QUÉ HACER = Prosigue la columna de opinión sobre Quim Torra a partir de su última oración.

EXTRACTO PROPORCIONADO =
Esperar
a que Quim Torra cumpla la ley es como sentarse ansiando la lluvia en Madrid
este año. Ambas cosas son necesarias pero tan escasas como infrecuentes, y
cuando se dan parece que es por casualidad, por efecto de la suerte y no por
hechos consumados. El
de los lazos amarillos en las fachadas de los edificios oficiales de la Generalitat
no es sino el último de los episodios, desafíos de juguete de aprendiz de
pirómano, de un personaje tan siniestro como irrelevante, que a cada día que
pasa muestra más tanto su incompetencia como mala fe, producto de las negras
ideas que anidan en su seno, y que contamina con su actitud a todos aquellos
que con él se relacionan. Toma nota, PSOE, de a quién te arrimas.
La
verdad es que poco se podía esperar de Torra y los hechos han ido demostrando
hasta qué punto es la nada lo que anida en su dimensión política, y sólo el
sectarismo es lo que exhala en su comportamiento diario. Elegido por el pirado
de Waterloo, donde pueden ustedes darle varias acepciones al concepto de
pirado, Torra era un completo desconocido para casi todo el mundo. Cuando fue señalado
por el representante en la tierra del cielo soberanista muchos pudimos
conocerlo, y lo que vimos fue horrendo. Un sujeto gris que había trabajado en
una compañía de seguros y que en sus manifestaciones públicas (escasas) y
escritos (más abundantes) no dejaba de referirse al mundo en términos de
racismo y xenofobia. Dominado por un discurso de odio, supremacista, en el que
los que con él comparten afinidad son los superiores y el resto bestias
inmundas, las palabra de Torra eran el perfecto manual del extremista, dichas
en un tono amable y clerical por el autor de las mismas, en un intento quizás
de rebajar el tono de lo que realmente piensa, para no asustar. Esa táctica
está ya demasiado vista, y es utilizada por muchos extremistas. En tiempos “sin
complejos” cada vez menos, pero es un clásico. Los vaivenes de la política
española han puesto en manos de Torra la gobernabilidad de toda la nación. Fue
decisivo el voto de los suyos para tumbar el gobierno de Rajoy y aún más lo fue
para tirar a la basura los presupuestos de Sánchez, y con ellos el gobierno
socialista. Los devaneos del presidente, que pasó de calificarlo el Le Pen
español cuando Sánchez no gobernaba a reunirse amablemente con él y aceptar
algunos de los puntos de la delirante agenda independentista hablan mal de un Sánchez
que nos ha acostumbrado a ser veleta a cada día, pero deja a las claras las
rocosas convicciones de un exaltado que, ahora mismo presidente de la
Generalitat, ejerce claramente funciones tóxicas para su cargo, institución y ciudadanía.

INFORMACIÓN EXTRAÍDA =
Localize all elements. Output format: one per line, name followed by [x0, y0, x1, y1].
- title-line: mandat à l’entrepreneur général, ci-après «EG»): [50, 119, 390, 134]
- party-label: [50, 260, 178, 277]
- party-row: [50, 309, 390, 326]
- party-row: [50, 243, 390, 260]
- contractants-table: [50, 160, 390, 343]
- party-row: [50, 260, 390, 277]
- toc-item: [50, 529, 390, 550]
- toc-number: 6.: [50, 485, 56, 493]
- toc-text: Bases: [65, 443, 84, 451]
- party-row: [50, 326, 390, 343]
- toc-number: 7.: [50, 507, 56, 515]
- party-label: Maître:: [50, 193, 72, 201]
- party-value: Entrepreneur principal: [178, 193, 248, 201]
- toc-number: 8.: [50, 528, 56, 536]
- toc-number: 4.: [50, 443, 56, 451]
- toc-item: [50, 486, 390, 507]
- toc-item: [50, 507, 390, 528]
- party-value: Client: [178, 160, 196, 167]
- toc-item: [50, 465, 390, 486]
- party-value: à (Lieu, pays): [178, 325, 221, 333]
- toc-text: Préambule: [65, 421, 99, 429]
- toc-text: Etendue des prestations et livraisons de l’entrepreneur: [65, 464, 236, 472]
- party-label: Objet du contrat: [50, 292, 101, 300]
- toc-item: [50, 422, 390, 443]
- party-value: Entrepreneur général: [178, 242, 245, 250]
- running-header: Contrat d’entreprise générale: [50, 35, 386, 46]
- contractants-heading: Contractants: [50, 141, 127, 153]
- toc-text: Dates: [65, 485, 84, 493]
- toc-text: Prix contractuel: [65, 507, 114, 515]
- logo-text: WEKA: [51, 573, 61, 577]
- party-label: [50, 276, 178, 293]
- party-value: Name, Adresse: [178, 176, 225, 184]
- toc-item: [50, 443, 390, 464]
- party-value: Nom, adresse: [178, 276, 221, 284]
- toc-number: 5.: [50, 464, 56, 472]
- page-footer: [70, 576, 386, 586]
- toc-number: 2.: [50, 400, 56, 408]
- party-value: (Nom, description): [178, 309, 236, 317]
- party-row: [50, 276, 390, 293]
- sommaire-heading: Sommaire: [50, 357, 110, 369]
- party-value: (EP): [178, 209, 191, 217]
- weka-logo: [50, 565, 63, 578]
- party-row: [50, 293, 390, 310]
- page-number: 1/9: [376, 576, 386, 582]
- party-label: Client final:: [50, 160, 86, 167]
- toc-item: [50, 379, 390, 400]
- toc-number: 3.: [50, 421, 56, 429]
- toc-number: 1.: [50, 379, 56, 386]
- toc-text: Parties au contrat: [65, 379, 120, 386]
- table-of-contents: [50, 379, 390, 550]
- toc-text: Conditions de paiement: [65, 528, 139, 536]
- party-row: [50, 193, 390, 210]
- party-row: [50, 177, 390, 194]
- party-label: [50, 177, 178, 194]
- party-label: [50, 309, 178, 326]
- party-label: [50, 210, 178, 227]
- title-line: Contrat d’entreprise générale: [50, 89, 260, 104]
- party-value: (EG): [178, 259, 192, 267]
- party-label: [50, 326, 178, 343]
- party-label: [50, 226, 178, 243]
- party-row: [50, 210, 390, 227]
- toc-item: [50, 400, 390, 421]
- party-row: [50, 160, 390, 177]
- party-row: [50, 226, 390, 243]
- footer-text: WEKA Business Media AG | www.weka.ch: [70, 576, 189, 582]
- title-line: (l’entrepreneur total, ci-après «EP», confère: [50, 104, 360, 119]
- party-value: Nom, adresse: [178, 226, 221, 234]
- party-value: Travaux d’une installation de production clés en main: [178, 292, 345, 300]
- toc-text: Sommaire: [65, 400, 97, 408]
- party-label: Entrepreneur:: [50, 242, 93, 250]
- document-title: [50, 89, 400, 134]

RESPUESTA =
Cada actuación de Torra en público es un compendio de disparates, algunos
ilegales, otros no, pero que en su conjunto dibujan la figura de un sujeto
obsesionado por la etnia, la diferencia, la separación, la exclusión, los
buenos y los malos, los puros y los impuros, los dignos y los indignos. Y él y
los suyos, claro, son los que antes, ahora y siempre dictaminan quién pertenece
a uno de los bandos, los escogidos, y quién no. Si Torra no llevara el
nacionalismo por bandera sería visto en todo el país como lo que es, un racista
sectario, pero el envolverse con banderas regionales otorga, sin que tenga muy
claro el por qué, un aura de respetabilidad que a parte de nuestra sociedad
cautiva. Es digno de resaltar como la izquierda mediática y sociológica no es
capaz de ver en este personaje, y movimientos similares, a un enemigo absoluto
a todo el discurso que el socialismo, solidario, internacionalista y
progresista, encarna. Torra es un sectario racista y, por cierto, muy de
derechas, y es comprendido en ambientes que se declaran de izquierdas, incluso
de extrema izquierda, lo que no logro explicarme de ninguna manera. No es que
los pueda engañar, que Torra no tiene capacidad para ello. ¿Por qué algunos aún
se dejan engañar por estos personajes?.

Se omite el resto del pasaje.